### GOAL
Copy each line of the records that holds the string "this".

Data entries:
++++++
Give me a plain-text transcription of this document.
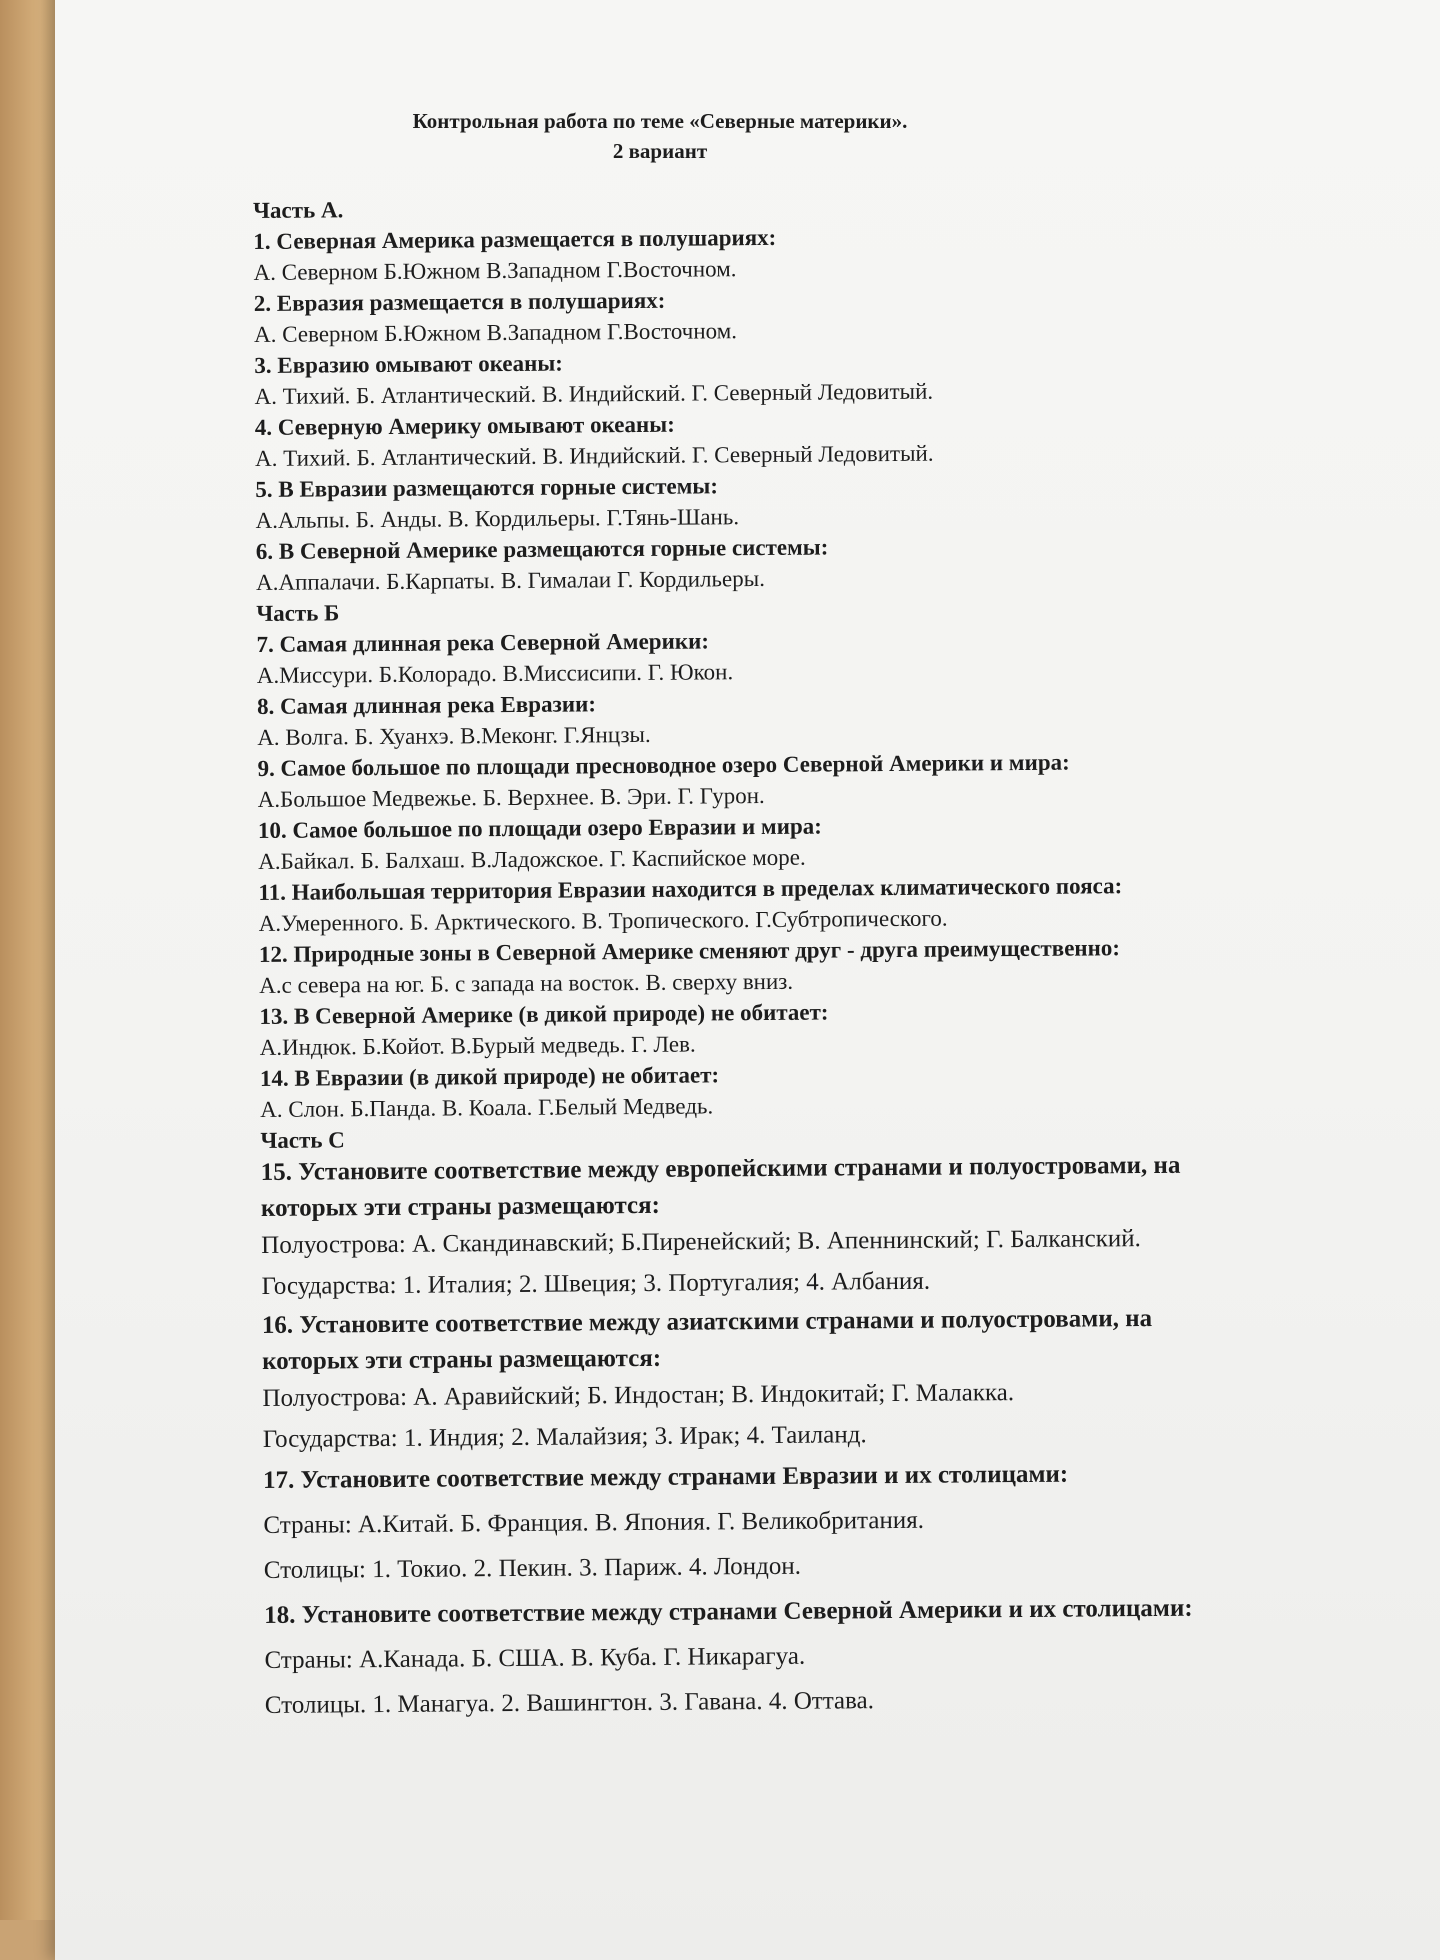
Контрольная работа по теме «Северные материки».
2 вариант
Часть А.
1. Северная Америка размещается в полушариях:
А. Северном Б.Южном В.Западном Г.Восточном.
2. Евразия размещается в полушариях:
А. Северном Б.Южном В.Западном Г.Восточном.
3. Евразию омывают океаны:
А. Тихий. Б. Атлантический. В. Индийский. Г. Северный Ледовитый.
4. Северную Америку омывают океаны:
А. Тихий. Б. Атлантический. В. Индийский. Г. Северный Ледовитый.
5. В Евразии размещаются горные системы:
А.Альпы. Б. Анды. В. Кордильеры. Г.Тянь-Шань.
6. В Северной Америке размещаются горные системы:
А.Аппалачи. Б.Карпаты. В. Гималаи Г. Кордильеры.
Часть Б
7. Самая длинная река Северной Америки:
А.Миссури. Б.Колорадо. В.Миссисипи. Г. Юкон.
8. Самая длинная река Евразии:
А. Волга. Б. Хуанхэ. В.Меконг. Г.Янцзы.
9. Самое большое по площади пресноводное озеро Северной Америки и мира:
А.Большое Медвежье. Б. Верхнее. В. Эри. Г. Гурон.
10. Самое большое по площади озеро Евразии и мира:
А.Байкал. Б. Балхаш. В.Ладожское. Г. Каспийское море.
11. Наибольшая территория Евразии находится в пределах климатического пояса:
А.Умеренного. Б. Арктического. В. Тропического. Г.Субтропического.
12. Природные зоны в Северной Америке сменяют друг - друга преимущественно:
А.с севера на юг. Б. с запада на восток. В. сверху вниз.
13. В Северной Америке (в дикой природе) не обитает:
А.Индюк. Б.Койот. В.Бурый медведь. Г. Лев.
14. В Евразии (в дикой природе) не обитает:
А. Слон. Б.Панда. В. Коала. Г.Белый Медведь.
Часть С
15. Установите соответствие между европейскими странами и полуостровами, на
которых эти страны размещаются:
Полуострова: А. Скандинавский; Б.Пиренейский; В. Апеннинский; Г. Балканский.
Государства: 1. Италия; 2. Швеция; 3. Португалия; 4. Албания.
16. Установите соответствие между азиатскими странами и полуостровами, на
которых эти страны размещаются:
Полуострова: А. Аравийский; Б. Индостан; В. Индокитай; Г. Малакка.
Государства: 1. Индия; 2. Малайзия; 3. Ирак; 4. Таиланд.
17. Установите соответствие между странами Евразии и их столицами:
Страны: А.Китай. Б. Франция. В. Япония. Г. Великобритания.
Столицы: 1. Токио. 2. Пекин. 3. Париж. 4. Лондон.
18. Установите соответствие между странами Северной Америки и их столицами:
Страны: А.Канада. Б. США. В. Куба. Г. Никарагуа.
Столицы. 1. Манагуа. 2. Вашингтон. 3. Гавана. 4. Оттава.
++++++
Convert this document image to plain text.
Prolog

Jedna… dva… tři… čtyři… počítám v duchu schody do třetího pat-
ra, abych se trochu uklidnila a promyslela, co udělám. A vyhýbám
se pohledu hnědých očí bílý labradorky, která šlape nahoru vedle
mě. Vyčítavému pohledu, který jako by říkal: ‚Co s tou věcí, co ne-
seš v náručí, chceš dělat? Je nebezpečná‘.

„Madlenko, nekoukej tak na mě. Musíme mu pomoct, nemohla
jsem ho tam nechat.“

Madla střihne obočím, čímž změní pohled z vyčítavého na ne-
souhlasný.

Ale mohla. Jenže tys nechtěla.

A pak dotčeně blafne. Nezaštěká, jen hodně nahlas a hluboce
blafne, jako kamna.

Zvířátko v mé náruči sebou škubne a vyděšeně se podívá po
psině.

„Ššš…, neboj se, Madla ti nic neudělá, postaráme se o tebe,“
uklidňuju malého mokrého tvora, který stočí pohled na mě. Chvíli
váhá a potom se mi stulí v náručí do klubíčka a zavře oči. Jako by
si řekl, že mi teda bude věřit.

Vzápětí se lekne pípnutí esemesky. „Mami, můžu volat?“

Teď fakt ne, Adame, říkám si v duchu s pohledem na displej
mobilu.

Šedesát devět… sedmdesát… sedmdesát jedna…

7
++++++
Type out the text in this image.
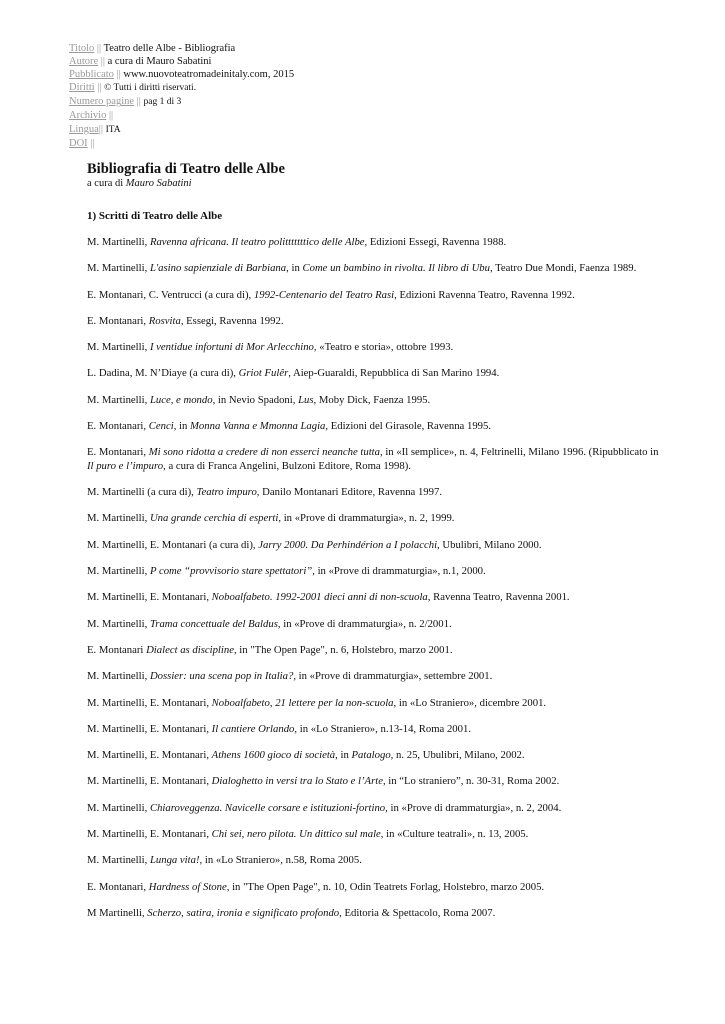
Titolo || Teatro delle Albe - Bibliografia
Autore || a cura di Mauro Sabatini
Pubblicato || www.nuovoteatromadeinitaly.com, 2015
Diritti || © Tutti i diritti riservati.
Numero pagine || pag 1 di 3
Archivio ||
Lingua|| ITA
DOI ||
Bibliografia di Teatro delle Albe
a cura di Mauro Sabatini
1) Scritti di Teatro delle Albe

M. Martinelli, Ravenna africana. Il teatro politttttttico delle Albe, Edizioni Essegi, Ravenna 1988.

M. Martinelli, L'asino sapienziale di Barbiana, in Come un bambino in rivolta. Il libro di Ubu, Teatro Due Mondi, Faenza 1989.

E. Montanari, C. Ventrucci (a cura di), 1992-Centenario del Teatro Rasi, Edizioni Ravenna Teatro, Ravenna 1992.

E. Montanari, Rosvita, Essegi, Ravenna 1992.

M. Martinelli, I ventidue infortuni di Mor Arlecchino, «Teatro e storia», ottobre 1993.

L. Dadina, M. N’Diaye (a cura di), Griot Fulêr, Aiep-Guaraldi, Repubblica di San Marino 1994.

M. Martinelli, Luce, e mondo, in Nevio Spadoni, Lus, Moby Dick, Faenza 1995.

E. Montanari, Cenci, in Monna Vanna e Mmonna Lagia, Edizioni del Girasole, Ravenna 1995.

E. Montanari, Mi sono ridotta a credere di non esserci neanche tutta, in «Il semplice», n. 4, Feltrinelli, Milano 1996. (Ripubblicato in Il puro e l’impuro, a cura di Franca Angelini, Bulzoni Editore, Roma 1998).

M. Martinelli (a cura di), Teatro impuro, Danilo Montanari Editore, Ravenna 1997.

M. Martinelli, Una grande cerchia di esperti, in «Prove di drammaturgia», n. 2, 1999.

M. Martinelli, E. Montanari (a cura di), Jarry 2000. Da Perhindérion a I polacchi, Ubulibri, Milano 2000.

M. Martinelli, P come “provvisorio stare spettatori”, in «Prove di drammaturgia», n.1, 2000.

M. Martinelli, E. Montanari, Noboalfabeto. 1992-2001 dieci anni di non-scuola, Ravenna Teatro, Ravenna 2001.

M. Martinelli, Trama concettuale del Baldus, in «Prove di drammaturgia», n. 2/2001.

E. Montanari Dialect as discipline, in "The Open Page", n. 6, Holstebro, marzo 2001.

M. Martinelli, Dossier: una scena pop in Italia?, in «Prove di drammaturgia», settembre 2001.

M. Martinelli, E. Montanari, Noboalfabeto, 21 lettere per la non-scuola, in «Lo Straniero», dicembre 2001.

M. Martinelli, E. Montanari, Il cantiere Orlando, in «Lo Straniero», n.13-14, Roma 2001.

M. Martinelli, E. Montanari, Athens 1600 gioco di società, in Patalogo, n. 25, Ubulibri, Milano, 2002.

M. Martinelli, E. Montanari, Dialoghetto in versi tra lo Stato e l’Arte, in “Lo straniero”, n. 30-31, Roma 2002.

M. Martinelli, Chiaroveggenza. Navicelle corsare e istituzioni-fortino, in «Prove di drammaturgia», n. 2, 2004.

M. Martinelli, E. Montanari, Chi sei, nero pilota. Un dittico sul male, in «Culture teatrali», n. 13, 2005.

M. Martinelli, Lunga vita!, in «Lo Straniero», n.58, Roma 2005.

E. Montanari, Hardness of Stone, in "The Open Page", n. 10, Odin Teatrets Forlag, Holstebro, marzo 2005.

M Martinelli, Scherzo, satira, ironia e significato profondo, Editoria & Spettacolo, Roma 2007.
++++++
### EXERCISE ANSWER
Give me a plain-text transcription of this document.
Convert this document image to plain text.
Type out the text in this image.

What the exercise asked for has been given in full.